» What is required:
From the records, pick out and copy each line containing "Žáci".

-- Start --

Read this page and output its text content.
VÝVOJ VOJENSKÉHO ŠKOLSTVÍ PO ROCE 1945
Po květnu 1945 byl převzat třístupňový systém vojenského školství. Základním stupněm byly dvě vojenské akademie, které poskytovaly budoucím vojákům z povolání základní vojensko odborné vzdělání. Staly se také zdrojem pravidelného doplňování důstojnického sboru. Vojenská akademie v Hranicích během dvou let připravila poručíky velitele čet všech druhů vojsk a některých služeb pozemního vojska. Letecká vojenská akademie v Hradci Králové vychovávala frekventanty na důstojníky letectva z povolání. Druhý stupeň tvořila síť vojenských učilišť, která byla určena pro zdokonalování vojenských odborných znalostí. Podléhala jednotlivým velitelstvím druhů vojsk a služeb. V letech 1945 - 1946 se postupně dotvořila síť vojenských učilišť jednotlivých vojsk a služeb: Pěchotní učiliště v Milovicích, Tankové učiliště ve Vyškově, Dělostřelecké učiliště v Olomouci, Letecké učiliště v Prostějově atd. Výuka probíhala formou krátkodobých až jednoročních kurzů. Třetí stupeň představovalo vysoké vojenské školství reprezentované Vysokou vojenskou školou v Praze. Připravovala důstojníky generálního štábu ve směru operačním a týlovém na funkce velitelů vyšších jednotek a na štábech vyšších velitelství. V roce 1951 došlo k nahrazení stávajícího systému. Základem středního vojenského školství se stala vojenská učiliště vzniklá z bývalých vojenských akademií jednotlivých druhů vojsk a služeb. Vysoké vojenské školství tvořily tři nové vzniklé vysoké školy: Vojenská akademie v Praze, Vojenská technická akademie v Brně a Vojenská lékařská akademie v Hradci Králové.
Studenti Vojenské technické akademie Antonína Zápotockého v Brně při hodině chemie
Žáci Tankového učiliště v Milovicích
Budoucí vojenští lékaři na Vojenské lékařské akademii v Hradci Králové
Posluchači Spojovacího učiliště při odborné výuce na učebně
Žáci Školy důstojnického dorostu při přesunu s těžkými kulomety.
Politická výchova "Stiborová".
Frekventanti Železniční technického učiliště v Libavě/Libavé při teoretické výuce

-- End --

» Exercise solution:
Žáci Tankového učiliště v Milovicích
Žáci Školy důstojnického dorostu při přesunu s těžkými kulomety.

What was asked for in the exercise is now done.